Task directions: For the data below, work out how many lines include the string "major" and report only the number.

Available records:
....

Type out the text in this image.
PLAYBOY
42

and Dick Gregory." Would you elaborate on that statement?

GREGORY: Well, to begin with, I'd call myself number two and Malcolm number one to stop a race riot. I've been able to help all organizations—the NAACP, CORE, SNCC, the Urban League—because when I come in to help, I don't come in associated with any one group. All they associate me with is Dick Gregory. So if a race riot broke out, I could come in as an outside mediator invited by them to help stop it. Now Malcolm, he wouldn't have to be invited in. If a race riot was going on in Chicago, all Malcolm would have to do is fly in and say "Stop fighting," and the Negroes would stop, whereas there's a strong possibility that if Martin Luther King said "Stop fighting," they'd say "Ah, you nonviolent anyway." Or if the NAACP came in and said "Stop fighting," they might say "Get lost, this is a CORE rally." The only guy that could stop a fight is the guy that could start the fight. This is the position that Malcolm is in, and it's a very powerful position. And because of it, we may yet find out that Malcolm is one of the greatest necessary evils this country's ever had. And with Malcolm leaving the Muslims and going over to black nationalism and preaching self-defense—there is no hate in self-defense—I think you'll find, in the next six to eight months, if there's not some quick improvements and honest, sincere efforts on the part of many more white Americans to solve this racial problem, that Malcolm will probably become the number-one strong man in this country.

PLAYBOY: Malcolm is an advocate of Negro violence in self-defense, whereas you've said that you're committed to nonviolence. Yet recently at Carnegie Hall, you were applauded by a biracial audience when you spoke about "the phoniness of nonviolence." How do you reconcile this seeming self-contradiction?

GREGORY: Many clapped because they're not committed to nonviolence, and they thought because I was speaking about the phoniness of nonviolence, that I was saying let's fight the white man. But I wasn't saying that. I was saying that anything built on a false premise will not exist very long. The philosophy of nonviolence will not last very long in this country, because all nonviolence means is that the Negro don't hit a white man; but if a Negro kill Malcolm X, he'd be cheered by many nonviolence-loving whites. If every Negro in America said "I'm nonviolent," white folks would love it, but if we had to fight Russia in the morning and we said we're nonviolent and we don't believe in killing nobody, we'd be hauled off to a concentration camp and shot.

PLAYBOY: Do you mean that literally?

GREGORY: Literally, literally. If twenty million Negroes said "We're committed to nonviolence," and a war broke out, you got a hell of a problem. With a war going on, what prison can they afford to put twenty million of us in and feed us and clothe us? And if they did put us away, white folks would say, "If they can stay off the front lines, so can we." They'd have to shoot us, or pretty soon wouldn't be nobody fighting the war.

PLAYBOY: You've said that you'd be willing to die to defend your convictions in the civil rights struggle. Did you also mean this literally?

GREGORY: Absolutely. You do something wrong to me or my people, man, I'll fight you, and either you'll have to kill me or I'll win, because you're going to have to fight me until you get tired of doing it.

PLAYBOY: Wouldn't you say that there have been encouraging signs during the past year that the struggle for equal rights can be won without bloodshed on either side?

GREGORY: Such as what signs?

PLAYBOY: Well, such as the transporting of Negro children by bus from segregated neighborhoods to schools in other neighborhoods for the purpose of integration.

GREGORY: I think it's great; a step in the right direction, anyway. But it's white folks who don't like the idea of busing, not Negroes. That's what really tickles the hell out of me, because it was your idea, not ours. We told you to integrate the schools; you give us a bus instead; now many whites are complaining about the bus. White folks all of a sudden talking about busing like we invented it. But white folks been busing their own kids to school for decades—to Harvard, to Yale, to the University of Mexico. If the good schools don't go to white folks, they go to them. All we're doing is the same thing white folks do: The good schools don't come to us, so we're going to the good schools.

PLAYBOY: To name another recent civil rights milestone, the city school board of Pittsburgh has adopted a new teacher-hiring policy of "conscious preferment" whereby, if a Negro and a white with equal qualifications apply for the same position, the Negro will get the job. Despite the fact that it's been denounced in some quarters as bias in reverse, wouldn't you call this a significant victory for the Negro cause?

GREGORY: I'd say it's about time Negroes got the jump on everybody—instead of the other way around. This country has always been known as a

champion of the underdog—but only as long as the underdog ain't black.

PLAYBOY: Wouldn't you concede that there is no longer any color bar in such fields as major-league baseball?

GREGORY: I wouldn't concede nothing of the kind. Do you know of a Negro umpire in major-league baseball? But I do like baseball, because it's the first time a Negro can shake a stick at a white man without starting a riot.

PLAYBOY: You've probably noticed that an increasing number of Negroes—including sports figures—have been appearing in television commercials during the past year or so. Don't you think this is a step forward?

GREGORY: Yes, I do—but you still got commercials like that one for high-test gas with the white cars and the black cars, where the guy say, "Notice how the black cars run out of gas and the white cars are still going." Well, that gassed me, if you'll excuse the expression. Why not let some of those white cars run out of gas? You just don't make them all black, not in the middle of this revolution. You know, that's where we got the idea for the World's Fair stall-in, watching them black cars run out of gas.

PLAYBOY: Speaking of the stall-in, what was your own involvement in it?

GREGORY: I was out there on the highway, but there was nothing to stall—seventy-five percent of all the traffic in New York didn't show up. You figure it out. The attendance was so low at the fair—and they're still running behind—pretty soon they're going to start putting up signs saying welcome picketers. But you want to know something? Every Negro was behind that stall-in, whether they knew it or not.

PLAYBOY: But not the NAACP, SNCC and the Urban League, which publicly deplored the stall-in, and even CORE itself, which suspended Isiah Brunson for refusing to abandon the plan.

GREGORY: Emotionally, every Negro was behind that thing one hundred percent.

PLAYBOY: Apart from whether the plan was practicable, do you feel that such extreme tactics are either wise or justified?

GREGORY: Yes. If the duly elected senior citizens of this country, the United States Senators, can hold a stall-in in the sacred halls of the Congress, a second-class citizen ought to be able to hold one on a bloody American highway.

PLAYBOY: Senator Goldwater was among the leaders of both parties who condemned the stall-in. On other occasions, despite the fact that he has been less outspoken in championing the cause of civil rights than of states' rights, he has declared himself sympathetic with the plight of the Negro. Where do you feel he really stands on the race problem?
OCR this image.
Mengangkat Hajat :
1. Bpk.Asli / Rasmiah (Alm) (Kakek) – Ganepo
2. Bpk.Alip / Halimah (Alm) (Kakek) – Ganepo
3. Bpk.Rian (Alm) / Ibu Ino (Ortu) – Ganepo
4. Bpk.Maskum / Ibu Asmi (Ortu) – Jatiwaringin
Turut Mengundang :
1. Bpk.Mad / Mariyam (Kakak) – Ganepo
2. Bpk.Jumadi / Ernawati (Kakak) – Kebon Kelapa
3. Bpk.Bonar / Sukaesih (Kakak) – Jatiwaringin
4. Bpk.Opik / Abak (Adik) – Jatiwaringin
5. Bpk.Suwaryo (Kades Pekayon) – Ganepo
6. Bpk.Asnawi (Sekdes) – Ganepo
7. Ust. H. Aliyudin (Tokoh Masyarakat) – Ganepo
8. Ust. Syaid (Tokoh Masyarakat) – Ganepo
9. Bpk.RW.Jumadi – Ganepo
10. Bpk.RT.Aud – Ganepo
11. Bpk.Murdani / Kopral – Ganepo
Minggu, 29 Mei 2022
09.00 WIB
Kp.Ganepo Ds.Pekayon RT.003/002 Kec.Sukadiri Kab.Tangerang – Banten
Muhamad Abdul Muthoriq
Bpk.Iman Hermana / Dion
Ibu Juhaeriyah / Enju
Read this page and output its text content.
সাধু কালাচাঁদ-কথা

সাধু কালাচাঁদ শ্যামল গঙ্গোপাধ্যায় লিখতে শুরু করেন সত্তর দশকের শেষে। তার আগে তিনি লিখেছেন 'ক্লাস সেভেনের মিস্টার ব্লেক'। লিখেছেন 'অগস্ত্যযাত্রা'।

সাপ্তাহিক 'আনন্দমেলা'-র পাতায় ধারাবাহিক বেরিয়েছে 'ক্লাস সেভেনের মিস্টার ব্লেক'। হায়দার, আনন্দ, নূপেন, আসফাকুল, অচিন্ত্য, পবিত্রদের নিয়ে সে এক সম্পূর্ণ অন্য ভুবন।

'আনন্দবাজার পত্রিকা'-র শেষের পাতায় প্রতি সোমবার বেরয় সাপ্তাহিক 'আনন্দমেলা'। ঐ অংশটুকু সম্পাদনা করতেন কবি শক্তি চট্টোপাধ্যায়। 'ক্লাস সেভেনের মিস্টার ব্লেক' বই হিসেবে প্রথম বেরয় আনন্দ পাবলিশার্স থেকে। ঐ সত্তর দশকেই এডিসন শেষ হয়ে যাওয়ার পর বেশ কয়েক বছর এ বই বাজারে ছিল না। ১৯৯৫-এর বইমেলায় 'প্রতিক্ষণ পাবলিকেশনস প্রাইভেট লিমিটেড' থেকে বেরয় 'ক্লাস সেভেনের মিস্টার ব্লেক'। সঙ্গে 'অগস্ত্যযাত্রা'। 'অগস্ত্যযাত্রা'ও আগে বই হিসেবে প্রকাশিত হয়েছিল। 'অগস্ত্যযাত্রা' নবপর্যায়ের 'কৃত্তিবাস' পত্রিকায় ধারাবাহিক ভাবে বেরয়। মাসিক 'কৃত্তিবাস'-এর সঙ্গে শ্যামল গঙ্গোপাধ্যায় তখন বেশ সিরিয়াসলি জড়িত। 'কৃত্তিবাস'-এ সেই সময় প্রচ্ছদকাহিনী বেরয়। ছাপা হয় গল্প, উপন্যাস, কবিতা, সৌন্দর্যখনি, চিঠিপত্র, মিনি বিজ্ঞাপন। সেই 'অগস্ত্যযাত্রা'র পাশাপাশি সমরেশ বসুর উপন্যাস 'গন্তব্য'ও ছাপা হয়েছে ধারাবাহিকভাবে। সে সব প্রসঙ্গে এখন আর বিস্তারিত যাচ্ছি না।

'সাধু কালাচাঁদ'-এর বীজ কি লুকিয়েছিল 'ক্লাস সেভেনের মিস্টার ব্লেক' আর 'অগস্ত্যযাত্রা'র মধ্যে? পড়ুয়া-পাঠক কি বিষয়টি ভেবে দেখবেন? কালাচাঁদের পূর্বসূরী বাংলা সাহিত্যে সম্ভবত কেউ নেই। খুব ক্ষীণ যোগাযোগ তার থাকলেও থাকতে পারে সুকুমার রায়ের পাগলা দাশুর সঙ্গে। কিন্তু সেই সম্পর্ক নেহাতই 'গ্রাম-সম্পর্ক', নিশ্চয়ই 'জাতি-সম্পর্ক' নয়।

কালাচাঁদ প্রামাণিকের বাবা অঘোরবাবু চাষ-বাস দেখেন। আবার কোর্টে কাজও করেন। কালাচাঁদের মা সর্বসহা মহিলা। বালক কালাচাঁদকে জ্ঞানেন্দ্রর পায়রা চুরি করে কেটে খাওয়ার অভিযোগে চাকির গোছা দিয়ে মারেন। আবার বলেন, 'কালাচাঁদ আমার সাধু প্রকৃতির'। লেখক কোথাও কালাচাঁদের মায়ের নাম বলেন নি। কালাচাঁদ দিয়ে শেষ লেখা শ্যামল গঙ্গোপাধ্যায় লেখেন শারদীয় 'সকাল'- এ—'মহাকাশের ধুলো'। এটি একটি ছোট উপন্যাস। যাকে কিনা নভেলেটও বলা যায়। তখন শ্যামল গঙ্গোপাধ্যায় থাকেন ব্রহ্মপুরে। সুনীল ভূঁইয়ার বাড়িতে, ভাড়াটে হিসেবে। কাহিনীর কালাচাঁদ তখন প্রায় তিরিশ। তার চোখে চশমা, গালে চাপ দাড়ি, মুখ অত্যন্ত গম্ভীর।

....

Written response: 2